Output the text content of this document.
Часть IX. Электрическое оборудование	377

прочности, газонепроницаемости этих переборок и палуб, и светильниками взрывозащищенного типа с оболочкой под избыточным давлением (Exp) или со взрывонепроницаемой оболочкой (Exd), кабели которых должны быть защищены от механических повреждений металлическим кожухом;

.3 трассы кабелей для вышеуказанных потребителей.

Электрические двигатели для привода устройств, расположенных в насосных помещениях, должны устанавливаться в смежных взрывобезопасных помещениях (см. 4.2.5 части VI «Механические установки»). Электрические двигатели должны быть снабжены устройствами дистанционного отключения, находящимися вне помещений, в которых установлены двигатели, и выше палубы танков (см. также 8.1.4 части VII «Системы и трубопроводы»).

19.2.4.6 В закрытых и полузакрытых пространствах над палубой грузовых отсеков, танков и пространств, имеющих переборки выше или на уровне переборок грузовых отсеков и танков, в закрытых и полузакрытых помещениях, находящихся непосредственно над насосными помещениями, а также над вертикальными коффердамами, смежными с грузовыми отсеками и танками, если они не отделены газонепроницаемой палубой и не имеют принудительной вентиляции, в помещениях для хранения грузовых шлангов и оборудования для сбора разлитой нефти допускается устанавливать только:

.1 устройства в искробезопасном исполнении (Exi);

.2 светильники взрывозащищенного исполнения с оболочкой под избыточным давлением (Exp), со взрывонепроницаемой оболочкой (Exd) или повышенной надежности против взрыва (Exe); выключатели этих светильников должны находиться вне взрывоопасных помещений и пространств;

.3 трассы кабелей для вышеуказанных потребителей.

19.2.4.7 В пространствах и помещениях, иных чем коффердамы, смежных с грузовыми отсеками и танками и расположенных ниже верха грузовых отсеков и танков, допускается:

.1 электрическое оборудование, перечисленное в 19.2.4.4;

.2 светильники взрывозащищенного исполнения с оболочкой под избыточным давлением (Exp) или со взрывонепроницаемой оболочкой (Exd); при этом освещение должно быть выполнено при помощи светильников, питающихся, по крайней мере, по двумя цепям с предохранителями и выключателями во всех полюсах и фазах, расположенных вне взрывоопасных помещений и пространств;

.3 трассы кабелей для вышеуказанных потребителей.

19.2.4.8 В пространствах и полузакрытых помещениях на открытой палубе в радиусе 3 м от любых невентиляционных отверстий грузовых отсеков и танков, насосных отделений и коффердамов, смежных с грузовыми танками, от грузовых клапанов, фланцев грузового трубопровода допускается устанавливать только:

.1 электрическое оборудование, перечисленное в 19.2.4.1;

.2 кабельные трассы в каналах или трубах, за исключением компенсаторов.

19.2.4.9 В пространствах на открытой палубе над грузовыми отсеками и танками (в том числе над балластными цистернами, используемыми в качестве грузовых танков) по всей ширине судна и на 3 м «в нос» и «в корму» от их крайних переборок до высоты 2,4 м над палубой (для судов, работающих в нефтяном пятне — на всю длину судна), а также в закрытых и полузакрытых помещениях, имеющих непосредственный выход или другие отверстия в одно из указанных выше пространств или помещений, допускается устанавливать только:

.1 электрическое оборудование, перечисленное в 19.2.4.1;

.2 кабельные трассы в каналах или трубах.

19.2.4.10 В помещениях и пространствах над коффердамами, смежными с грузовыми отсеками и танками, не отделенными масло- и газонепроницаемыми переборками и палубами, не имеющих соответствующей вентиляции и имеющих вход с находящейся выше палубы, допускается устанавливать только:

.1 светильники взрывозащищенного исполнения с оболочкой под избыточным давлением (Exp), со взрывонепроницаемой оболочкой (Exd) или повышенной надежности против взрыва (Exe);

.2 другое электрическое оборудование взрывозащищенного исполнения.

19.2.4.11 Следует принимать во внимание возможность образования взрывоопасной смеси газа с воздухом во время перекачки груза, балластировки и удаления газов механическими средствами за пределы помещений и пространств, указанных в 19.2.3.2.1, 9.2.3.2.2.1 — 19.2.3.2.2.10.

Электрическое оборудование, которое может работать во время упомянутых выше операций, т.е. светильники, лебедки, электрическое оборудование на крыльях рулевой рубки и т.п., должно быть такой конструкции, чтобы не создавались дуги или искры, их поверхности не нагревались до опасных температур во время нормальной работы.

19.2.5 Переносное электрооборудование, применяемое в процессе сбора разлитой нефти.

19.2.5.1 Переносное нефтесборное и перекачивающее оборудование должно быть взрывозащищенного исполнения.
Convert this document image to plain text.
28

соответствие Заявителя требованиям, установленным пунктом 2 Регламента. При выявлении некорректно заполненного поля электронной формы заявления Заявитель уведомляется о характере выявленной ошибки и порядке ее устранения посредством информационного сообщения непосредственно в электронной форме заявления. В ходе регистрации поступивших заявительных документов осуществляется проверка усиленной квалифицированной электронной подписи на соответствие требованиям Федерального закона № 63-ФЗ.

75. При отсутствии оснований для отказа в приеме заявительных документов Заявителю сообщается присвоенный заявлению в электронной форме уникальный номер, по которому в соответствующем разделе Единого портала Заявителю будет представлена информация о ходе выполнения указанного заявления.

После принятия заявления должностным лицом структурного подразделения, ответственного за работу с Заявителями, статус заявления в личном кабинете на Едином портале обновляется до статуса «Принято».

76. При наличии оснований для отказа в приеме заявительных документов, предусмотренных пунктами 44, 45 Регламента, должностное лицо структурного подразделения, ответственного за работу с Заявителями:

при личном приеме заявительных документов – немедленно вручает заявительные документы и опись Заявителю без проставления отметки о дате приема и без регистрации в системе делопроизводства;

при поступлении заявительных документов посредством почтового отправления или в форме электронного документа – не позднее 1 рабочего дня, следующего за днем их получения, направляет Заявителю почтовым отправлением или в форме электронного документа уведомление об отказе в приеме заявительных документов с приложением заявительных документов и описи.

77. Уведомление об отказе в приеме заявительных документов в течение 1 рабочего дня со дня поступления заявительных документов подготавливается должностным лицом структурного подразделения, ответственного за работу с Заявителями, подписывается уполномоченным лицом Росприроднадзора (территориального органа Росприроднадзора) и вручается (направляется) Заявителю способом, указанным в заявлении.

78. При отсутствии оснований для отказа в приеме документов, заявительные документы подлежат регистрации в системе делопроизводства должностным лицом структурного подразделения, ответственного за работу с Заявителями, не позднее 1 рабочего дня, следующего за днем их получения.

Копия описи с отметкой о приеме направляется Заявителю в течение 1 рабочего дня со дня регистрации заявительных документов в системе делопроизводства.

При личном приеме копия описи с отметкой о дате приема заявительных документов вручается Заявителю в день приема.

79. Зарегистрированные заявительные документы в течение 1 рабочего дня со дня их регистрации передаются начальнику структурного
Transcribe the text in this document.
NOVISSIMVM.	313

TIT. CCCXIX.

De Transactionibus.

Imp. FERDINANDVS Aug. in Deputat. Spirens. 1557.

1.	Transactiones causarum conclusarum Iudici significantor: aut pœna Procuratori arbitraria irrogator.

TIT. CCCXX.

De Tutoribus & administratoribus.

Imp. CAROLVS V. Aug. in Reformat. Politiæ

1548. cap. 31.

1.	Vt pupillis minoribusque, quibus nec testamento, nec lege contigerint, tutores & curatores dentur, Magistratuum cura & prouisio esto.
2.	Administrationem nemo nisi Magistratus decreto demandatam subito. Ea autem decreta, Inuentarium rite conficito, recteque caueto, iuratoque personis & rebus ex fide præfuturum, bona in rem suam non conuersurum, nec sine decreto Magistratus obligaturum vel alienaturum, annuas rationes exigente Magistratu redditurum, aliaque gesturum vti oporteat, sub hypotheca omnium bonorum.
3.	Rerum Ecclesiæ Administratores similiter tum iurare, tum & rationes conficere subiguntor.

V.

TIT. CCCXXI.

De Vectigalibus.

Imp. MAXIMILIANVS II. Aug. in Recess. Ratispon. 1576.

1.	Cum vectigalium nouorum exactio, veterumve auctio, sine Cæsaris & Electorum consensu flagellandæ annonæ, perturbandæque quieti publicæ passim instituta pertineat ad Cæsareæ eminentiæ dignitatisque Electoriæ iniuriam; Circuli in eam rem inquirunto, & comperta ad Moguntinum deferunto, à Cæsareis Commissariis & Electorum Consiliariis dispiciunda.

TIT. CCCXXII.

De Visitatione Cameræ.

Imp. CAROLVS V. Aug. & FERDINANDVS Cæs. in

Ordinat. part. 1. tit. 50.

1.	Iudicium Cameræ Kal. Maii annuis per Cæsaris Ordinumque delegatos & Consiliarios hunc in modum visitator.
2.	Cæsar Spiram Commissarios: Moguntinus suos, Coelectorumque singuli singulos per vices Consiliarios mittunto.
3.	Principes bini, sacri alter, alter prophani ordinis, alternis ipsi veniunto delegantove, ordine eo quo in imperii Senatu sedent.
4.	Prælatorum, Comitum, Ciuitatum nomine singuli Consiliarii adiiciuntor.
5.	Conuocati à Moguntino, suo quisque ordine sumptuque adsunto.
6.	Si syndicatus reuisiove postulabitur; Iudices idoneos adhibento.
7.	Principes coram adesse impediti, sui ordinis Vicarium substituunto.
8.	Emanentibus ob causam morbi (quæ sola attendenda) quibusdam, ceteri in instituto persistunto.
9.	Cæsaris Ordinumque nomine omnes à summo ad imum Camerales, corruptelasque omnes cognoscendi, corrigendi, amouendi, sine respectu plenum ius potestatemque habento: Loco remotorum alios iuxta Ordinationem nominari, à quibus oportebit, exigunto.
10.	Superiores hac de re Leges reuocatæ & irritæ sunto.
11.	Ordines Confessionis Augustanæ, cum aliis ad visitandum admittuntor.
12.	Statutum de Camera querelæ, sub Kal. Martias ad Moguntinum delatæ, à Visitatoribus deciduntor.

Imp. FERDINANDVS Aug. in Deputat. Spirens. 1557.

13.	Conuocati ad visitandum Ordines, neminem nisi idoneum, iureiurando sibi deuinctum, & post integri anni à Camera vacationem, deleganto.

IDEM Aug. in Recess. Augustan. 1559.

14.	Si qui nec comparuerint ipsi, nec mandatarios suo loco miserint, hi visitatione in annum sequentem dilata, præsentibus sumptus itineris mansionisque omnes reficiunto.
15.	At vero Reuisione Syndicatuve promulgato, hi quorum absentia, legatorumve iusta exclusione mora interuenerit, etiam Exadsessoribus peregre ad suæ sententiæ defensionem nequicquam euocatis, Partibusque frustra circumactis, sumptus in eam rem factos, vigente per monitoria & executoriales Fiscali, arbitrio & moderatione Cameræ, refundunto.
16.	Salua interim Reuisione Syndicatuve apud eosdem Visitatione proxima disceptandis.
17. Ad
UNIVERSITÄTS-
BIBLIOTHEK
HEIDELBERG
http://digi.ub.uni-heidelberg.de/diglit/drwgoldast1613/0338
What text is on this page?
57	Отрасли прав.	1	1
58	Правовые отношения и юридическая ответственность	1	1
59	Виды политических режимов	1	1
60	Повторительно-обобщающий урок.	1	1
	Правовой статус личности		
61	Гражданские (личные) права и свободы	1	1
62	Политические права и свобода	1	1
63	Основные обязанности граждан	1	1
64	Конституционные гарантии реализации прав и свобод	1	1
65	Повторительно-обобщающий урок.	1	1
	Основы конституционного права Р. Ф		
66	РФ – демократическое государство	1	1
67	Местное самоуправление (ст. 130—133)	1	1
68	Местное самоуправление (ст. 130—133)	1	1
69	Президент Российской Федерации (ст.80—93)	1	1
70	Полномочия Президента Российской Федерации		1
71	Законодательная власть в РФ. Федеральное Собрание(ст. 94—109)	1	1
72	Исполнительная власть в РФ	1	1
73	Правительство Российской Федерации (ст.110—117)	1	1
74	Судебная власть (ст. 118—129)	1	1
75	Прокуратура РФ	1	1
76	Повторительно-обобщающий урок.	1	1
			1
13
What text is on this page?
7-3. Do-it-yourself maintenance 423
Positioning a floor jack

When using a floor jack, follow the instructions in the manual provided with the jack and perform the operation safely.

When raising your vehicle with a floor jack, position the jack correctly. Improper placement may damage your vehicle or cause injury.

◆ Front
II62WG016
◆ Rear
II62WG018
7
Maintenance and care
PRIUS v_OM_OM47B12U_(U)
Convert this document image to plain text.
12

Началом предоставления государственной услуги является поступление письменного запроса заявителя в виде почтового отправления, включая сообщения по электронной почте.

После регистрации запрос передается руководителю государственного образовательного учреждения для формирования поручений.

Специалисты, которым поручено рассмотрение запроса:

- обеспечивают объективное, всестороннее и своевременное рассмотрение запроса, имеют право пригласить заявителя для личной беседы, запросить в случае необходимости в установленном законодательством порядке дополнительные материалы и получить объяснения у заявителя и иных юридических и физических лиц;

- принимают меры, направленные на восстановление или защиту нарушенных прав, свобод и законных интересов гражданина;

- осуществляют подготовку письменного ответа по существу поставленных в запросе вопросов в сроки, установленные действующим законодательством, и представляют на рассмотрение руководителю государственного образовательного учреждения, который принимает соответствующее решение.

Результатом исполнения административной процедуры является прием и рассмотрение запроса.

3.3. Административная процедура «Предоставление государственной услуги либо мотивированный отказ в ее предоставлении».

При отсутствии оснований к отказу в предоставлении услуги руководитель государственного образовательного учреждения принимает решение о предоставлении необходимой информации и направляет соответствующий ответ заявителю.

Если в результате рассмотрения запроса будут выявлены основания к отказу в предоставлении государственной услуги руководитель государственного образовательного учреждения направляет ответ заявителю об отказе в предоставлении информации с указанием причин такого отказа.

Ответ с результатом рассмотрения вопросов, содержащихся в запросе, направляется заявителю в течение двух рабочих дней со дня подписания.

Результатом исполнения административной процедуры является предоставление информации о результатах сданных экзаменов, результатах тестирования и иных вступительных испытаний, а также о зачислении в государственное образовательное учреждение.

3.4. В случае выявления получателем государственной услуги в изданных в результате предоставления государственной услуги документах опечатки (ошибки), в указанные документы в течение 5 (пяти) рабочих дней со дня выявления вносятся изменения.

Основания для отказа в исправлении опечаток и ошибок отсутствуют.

____

Task statement: Copy out every line of the data that includes "запросе".

Reply:
- осуществляют подготовку письменного ответа по существу поставленных в запросе вопросов в сроки, установленные действующим законодательством, и представляют на рассмотрение руководителю государственного образовательного учреждения, который принимает соответствующее решение.
Ответ с результатом рассмотрения вопросов, содержащихся в запросе, направляется заявителю в течение двух рабочих дней со дня подписания.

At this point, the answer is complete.